- PROBLEM DETAILS -
Copy the data starting with the line containing "cold-flow-arrows: [227, 114, 345, 281]" and going through the line containing "colorbar-tick: 30: [462, 447, 472, 456]", both included. Substitute "scale-tick" for each "colorbar-tick" and leave everything else unchanged.

- RECORDS SUPPLIED -
┌────────

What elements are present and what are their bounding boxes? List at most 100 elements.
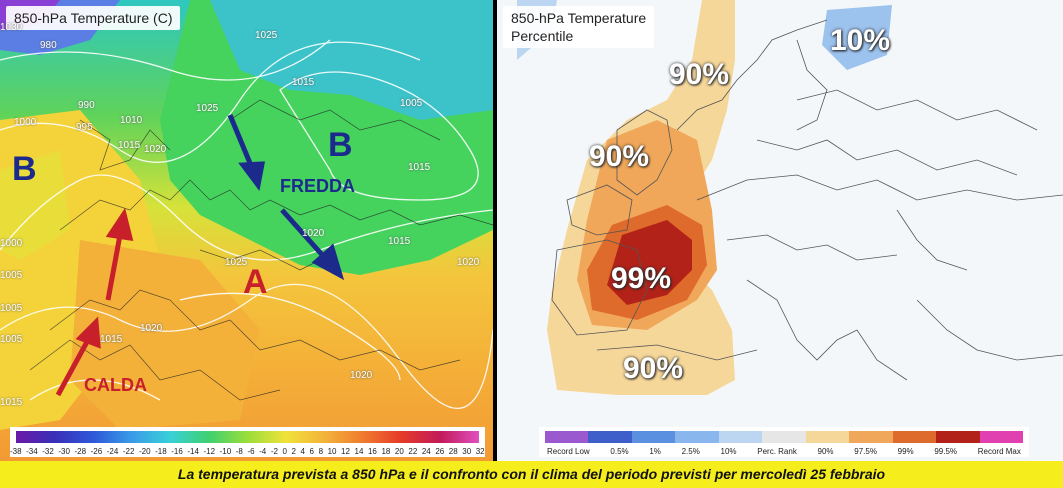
cold-flow-arrows: [227, 114, 345, 281]
colorbar-tick: 90%: [817, 447, 834, 456]
colorbar-tick: -4: [259, 447, 267, 456]
colorbar-tick: -32: [42, 447, 54, 456]
percentile-colorbar: Record Low 0.5% 1% 2.5% 10% Perc. Rank 90% 97.5…: [539, 427, 1029, 457]
colorbar-swatch: [762, 431, 806, 443]
isobar-label: 1015: [100, 334, 123, 345]
right-map-title-line1: 850-hPa Temperature: [511, 10, 647, 26]
colorbar-tick: 8: [318, 447, 324, 456]
colorbar-tick: 30: [462, 447, 472, 456]
colorbar-tick: Record Max: [977, 447, 1021, 456]
colorbar-tick: 0.5%: [610, 447, 629, 456]
percentile-map: [517, 0, 1063, 395]
temperature-map: [0, 0, 493, 461]
colorbar-swatch: [892, 431, 937, 443]
isobar-label: 980: [40, 40, 57, 51]
low-pressure-label-north: B: [328, 126, 353, 164]
colorbar-tick: 2.5%: [681, 447, 700, 456]
colorbar-tick-labels: -38 -34 -32 -30 -28 -26 -24 -22 -20 -18 -16 -14 -12-…: [10, 447, 485, 456]
isobar-label: 1020: [457, 257, 480, 268]
isobar-label: 1010: [120, 115, 143, 126]
isobar-label: 1020: [144, 144, 167, 155]
colorbar-tick: Record Low: [547, 447, 590, 456]
isobar-label: 1020: [140, 323, 163, 334]
percentile-map-panel: 850-hPa Temperature Percentile 90% 90% 9…: [497, 0, 1063, 461]
isobar-label: 1005: [0, 303, 23, 314]
colorbar-tick: 32: [475, 447, 485, 456]
colorbar-tick: -16: [171, 447, 183, 456]
percentile-label-scandinavia: 10%: [830, 24, 891, 57]
colorbar-tick: -26: [90, 447, 103, 456]
colorbar-swatch: [545, 431, 589, 443]
colorbar-swatch: [979, 431, 1023, 443]
colorbar-tick: -10: [219, 447, 232, 456]
isobar-label: 995: [76, 122, 93, 133]
colorbar-tick-labels: Record Low 0.5% 1% 2.5% 10% Perc. Rank 90% 97.5…: [547, 447, 1021, 456]
isobar-label: 1005: [0, 270, 23, 281]
colorbar-tick: 28: [448, 447, 458, 456]
isobar-label: 1015: [0, 397, 23, 408]
colorbar-tick: -14: [187, 447, 199, 456]
percentile-label-iberia: 99%: [611, 262, 672, 295]
colorbar-tick: 26: [435, 447, 445, 456]
colorbar-tick: -34: [26, 447, 38, 456]
isobar-label: 1015: [408, 162, 431, 173]
colorbar-tick: 1%: [649, 447, 661, 456]
isobar-label: 1025: [225, 257, 248, 268]
colorbar-tick: 16: [367, 447, 377, 456]
warm-air-label: CALDA: [84, 375, 147, 395]
colorbar-tick: 12: [341, 447, 350, 456]
colorbar-tick: -38: [10, 447, 22, 456]
warm-flow-arrows: [55, 207, 134, 397]
colorbar-tick: -30: [58, 447, 70, 456]
isobar-label: 1005: [400, 98, 423, 109]
isobar-label: 1015: [292, 77, 315, 88]
colorbar-tick: 24: [421, 447, 431, 456]
colorbar-tick: 10: [327, 447, 337, 456]
isobar-label: 1000: [14, 117, 37, 128]
right-map-title: 850-hPa Temperature Percentile: [503, 6, 655, 48]
colorbar-tick: 6: [309, 447, 314, 456]
colorbar-tick: 20: [394, 447, 404, 456]
colorbar-tick: 18: [381, 447, 391, 456]
colorbar-swatch: [718, 431, 763, 443]
isobar-label: 1020: [350, 370, 373, 381]
high-pressure-label: A: [243, 263, 268, 301]
colorbar-tick: -18: [155, 447, 167, 456]
colorbar-tick: 0: [282, 447, 287, 456]
isobar-label: 990: [78, 100, 95, 111]
isobar-label: 1000: [0, 238, 23, 249]
percentile-label-north-sea: 90%: [669, 58, 730, 91]
colorbar-tick: 22: [408, 447, 418, 456]
caption: La temperatura prevista a 850 hPa e il c…: [0, 461, 1063, 488]
colorbar-tick: -2: [270, 447, 278, 456]
colorbar-tick: 2: [291, 447, 296, 456]
colorbar-tick: 14: [354, 447, 364, 456]
colorbar-tick: 10%: [720, 447, 737, 456]
colorbar-tick: -28: [74, 447, 87, 456]
percentile-label-uk: 90%: [589, 140, 650, 173]
temperature-map-panel: 850-hPa Temperature (C) 1030 980 990 995…: [0, 0, 493, 461]
colorbar-tick: 99.5%: [934, 447, 958, 456]
colorbar-tick: -20: [139, 447, 151, 456]
colorbar-swatch: [936, 431, 980, 443]
temperature-colorbar: -38 -34 -32 -30 -28 -26 -24 -22 -20 -18 -16 -14 -12-…: [10, 427, 485, 457]
isobar-label: 1015: [118, 140, 141, 151]
cold-air-label: FREDDA: [280, 176, 355, 196]
colorbar-tick: -22: [122, 447, 135, 456]
colorbar-swatch: [805, 431, 850, 443]
colorbar-tick: -12: [203, 447, 216, 456]
percentile-label-mediterranean: 90%: [623, 352, 684, 385]
isobar-label: 1020: [302, 228, 325, 239]
colorbar-tick: 99%: [897, 447, 914, 456]
isobar-label: 1025: [255, 30, 278, 41]
isobar-label: 1005: [0, 334, 23, 345]
colorbar-swatch: [849, 431, 893, 443]
low-pressure-label-west: B: [12, 150, 37, 188]
colorbar-tick: 97.5%: [854, 447, 877, 456]
colorbar-tick: -24: [106, 447, 119, 456]
colorbar-tick: -6: [247, 447, 255, 456]
colorbar-swatch: [588, 431, 632, 443]
colorbar-tick: Perc. Rank: [757, 447, 797, 456]
colorbar-tick: 4: [300, 447, 305, 456]
isobar-label: 1030: [0, 22, 23, 33]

└────────

- RESPONSE -
cold-flow-arrows: [227, 114, 345, 281]
scale-tick: 90%: [817, 447, 834, 456]
scale-tick: -4: [259, 447, 267, 456]
scale-tick: -32: [42, 447, 54, 456]
percentile-colorbar: Record Low 0.5% 1% 2.5% 10% Perc. Rank 90% 97.5…: [539, 427, 1029, 457]
colorbar-swatch: [762, 431, 806, 443]
isobar-label: 1015: [100, 334, 123, 345]
right-map-title-line1: 850-hPa Temperature: [511, 10, 647, 26]
scale-tick: 8: [318, 447, 324, 456]
scale-tick: 30: [462, 447, 472, 456]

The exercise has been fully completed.